[WHAT IS EXPECTED]:
Find the lines containing the word "Throughput" and copy every one of them.

*** SOURCE DATA

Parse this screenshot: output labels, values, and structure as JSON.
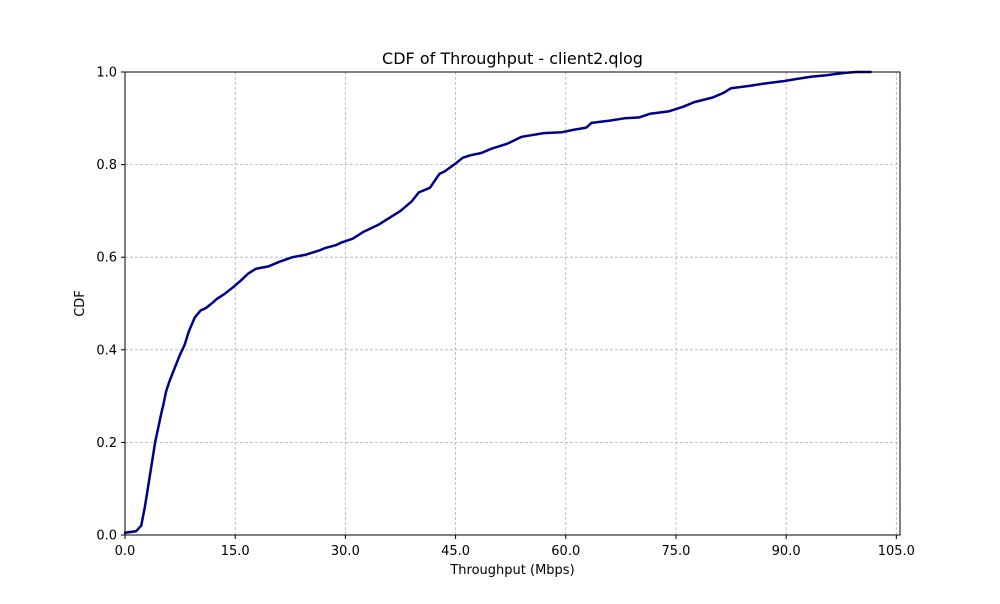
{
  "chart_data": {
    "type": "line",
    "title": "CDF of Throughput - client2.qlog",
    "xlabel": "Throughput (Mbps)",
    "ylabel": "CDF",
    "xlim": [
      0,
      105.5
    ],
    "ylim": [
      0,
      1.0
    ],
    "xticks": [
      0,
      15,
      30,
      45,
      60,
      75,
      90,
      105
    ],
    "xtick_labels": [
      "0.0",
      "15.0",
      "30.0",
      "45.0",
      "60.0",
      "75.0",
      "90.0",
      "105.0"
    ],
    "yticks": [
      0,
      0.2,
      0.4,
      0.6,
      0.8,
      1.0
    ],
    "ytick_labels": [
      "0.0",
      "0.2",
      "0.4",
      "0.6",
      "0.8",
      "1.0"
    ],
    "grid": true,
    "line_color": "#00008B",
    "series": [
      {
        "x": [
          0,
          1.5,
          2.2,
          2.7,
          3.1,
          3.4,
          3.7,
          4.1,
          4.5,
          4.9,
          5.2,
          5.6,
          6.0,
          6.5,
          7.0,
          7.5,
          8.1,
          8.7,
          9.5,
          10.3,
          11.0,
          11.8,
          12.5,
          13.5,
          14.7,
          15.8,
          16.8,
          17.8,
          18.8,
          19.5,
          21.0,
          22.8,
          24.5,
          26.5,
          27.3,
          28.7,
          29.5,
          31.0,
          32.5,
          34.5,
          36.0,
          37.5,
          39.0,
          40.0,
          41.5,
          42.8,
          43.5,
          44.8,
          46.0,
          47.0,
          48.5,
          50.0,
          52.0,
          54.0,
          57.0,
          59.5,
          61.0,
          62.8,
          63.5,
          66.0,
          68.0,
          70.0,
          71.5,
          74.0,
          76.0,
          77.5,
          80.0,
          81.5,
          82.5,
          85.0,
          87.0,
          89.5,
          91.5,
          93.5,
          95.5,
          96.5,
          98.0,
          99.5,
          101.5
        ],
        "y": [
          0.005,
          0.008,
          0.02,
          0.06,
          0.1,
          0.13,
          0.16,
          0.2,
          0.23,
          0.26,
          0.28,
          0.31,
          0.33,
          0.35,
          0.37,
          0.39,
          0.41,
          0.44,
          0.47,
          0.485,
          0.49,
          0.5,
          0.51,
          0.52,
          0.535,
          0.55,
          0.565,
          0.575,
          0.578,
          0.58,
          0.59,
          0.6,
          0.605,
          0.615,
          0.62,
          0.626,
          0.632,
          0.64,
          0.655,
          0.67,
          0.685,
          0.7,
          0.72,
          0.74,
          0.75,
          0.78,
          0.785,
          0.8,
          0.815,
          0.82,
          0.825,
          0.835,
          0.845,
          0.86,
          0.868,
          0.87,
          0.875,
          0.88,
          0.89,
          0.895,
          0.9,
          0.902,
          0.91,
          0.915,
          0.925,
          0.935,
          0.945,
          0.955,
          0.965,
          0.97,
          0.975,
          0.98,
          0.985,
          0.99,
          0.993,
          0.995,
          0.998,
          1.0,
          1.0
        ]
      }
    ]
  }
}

******

[ANSWER IN FULL]:
    "title": "CDF of Throughput - client2.qlog",
    "xlabel": "Throughput (Mbps)",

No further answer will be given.